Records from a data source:
◇ ◇ ◇ ◇ ◇ ◇ ◇
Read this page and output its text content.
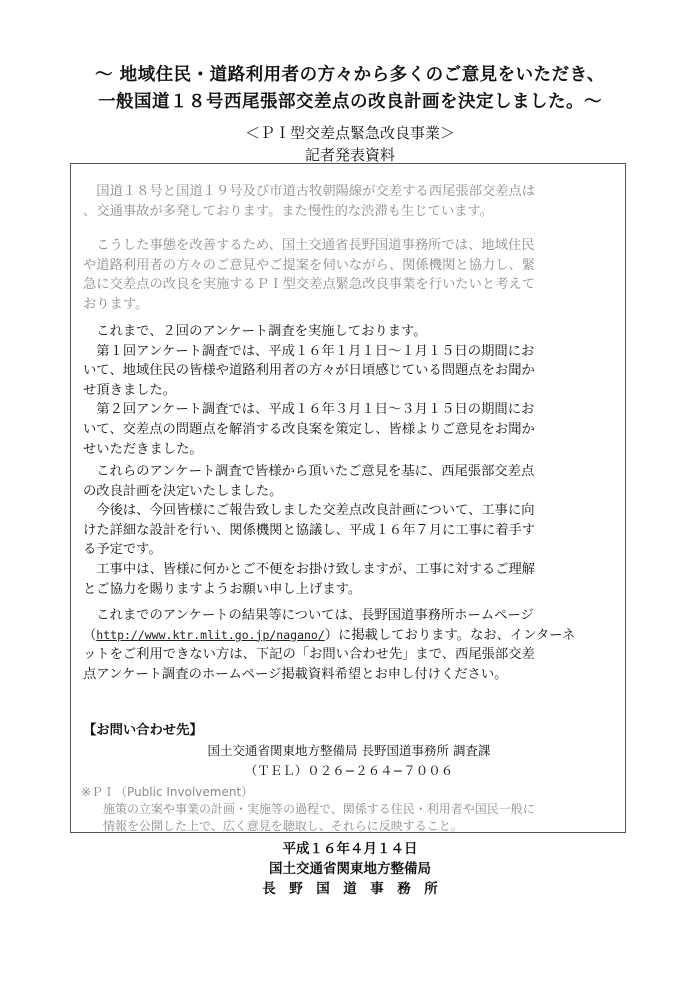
〜 地域住民・道路利用者の方々から多くのご意見をいただき、
一般国道１８号西尾張部交差点の改良計画を決定しました。〜
＜ＰＩ型交差点緊急改良事業＞
記者発表資料
　国道１８号と国道１９号及び市道古牧朝陽線が交差する西尾張部交差点は
、交通事故が多発しております。また慢性的な渋滞も生じています。
　こうした事態を改善するため、国土交通省長野国道事務所では、地域住民
や道路利用者の方々のご意見やご提案を伺いながら、関係機関と協力し、緊
急に交差点の改良を実施するＰＩ型交差点緊急改良事業を行いたいと考えて
おります。
　これまで、２回のアンケート調査を実施しております。
　第１回アンケート調査では、平成１６年１月１日〜１月１５日の期間にお
いて、地域住民の皆様や道路利用者の方々が日頃感じている問題点をお聞か
せ頂きました。
　第２回アンケート調査では、平成１６年３月１日〜３月１５日の期間にお
いて、交差点の問題点を解消する改良案を策定し、皆様よりご意見をお聞か
せいただきました。
　これらのアンケート調査で皆様から頂いたご意見を基に、西尾張部交差点
の改良計画を決定いたしました。
　今後は、今回皆様にご報告致しました交差点改良計画について、工事に向
けた詳細な設計を行い、関係機関と協議し、平成１６年７月に工事に着手す
る予定です。
　工事中は、皆様に何かとご不便をお掛け致しますが、工事に対するご理解
とご協力を賜りますようお願い申し上げます。
　これまでのアンケートの結果等については、長野国道事務所ホームページ
（http://www.ktr.mlit.go.jp/nagano/）に掲載しております。なお、インターネ
ットをご利用できない方は、下記の「お問い合わせ先」まで、西尾張部交差
点アンケート調査のホームページ掲載資料希望とお申し付けください。
【お問い合わせ先】
国土交通省関東地方整備局 長野国道事務所 調査課
（ＴＥＬ）０２６−２６４−７００６
※ＰＩ（Public Involvement）
施策の立案や事業の計画・実施等の過程で、関係する住民・利用者や国民一般に
情報を公開した上で、広く意見を聴取し、それらに反映すること。
平成１６年４月１４日
国土交通省関東地方整備局
長　野　国　道　事　務　所
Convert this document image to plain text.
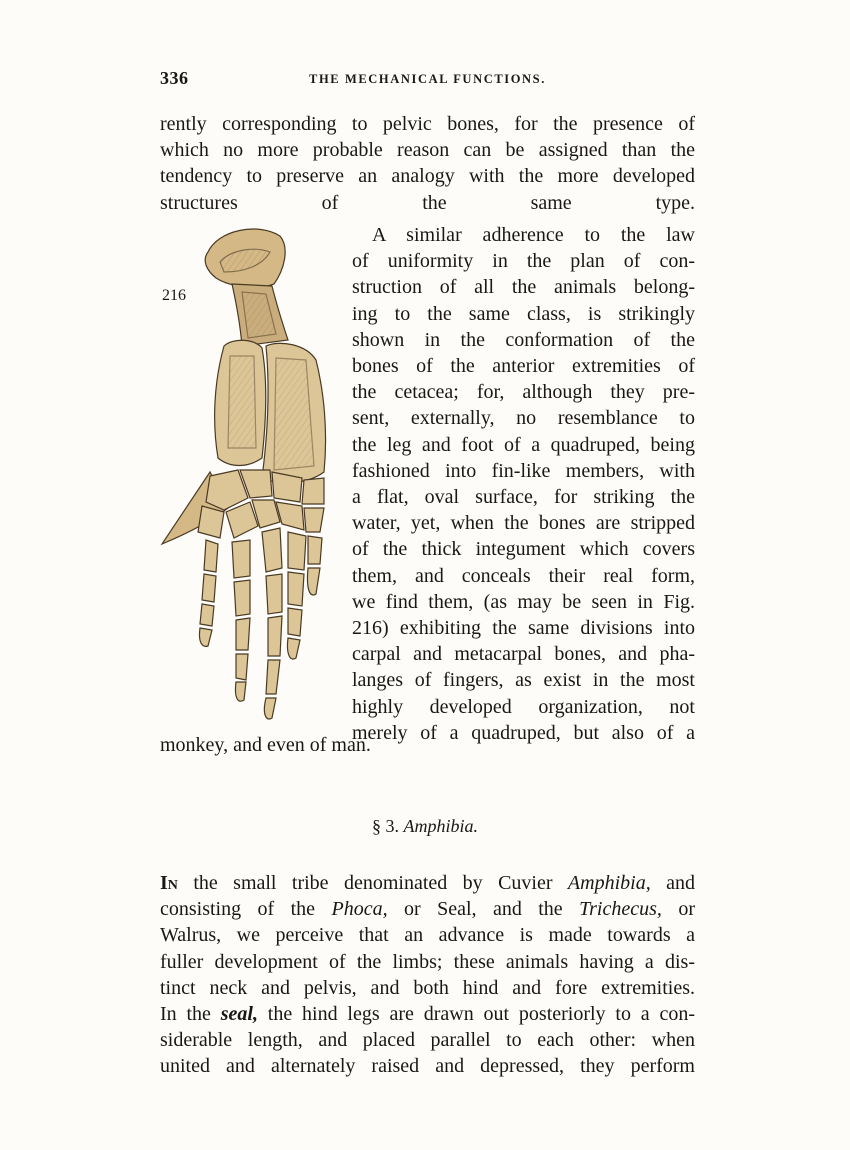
336	THE MECHANICAL FUNCTIONS.
rently corresponding to pelvic bones, for the presence of
which no more probable reason can be assigned than the
tendency to preserve an analogy with the more developed
structures of the same type.
216
A similar adherence to the law
of uniformity in the plan of con-
struction of all the animals belong-
ing to the same class, is strikingly
shown in the conformation of the
bones of the anterior extremities of
the cetacea; for, although they pre-
sent, externally, no resemblance to
the leg and foot of a quadruped, being
fashioned into fin-like members, with
a flat, oval surface, for striking the
water, yet, when the bones are stripped
of the thick integument which covers
them, and conceals their real form,
we find them, (as may be seen in Fig.
216) exhibiting the same divisions into
carpal and metacarpal bones, and pha-
langes of fingers, as exist in the most
highly developed organization, not
merely of a quadruped, but also of a
monkey, and even of man.
§ 3. Amphibia.
In the small tribe denominated by Cuvier Amphibia, and
consisting of the Phoca, or Seal, and the Trichecus, or
Walrus, we perceive that an advance is made towards a
fuller development of the limbs; these animals having a dis-
tinct neck and pelvis, and both hind and fore extremities.
In the seal, the hind legs are drawn out posteriorly to a con-
siderable length, and placed parallel to each other: when
united and alternately raised and depressed, they perform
◇ ◇ ◇ ◇ ◇ ◇ ◇
=== THE EXERCISE ===
Write every entry out again exactly, dropping the pictures.

=== OUTPUT FOR THIS EXERCISE ===
Read this page and output its text content.
〜 地域住民・道路利用者の方々から多くのご意見をいただき、
一般国道１８号西尾張部交差点の改良計画を決定しました。〜
＜ＰＩ型交差点緊急改良事業＞
記者発表資料
　国道１８号と国道１９号及び市道古牧朝陽線が交差する西尾張部交差点は
、交通事故が多発しております。また慢性的な渋滞も生じています。
　こうした事態を改善するため、国土交通省長野国道事務所では、地域住民
や道路利用者の方々のご意見やご提案を伺いながら、関係機関と協力し、緊
急に交差点の改良を実施するＰＩ型交差点緊急改良事業を行いたいと考えて
おります。
　これまで、２回のアンケート調査を実施しております。
　第１回アンケート調査では、平成１６年１月１日〜１月１５日の期間にお
いて、地域住民の皆様や道路利用者の方々が日頃感じている問題点をお聞か
せ頂きました。
　第２回アンケート調査では、平成１６年３月１日〜３月１５日の期間にお
いて、交差点の問題点を解消する改良案を策定し、皆様よりご意見をお聞か
せいただきました。
　これらのアンケート調査で皆様から頂いたご意見を基に、西尾張部交差点
の改良計画を決定いたしました。
　今後は、今回皆様にご報告致しました交差点改良計画について、工事に向
けた詳細な設計を行い、関係機関と協議し、平成１６年７月に工事に着手す
る予定です。
　工事中は、皆様に何かとご不便をお掛け致しますが、工事に対するご理解
とご協力を賜りますようお願い申し上げます。
　これまでのアンケートの結果等については、長野国道事務所ホームページ
（http://www.ktr.mlit.go.jp/nagano/）に掲載しております。なお、インターネ
ットをご利用できない方は、下記の「お問い合わせ先」まで、西尾張部交差
点アンケート調査のホームページ掲載資料希望とお申し付けください。
【お問い合わせ先】
国土交通省関東地方整備局 長野国道事務所 調査課
（ＴＥＬ）０２６−２６４−７００６
※ＰＩ（Public Involvement）
施策の立案や事業の計画・実施等の過程で、関係する住民・利用者や国民一般に
情報を公開した上で、広く意見を聴取し、それらに反映すること。
平成１６年４月１４日
国土交通省関東地方整備局
長　野　国　道　事　務　所
Convert this document image to plain text.
336	THE MECHANICAL FUNCTIONS.
rently corresponding to pelvic bones, for the presence of
which no more probable reason can be assigned than the
tendency to preserve an analogy with the more developed
structures of the same type.
216
A similar adherence to the law
of uniformity in the plan of con-
struction of all the animals belong-
ing to the same class, is strikingly
shown in the conformation of the
bones of the anterior extremities of
the cetacea; for, although they pre-
sent, externally, no resemblance to
the leg and foot of a quadruped, being
fashioned into fin-like members, with
a flat, oval surface, for striking the
water, yet, when the bones are stripped
of the thick integument which covers
them, and conceals their real form,
we find them, (as may be seen in Fig.
216) exhibiting the same divisions into
carpal and metacarpal bones, and pha-
langes of fingers, as exist in the most
highly developed organization, not
merely of a quadruped, but also of a
monkey, and even of man.
§ 3. Amphibia.
In the small tribe denominated by Cuvier Amphibia, and
consisting of the Phoca, or Seal, and the Trichecus, or
Walrus, we perceive that an advance is made towards a
fuller development of the limbs; these animals having a dis-
tinct neck and pelvis, and both hind and fore extremities.
In the seal, the hind legs are drawn out posteriorly to a con-
siderable length, and placed parallel to each other: when
united and alternately raised and depressed, they perform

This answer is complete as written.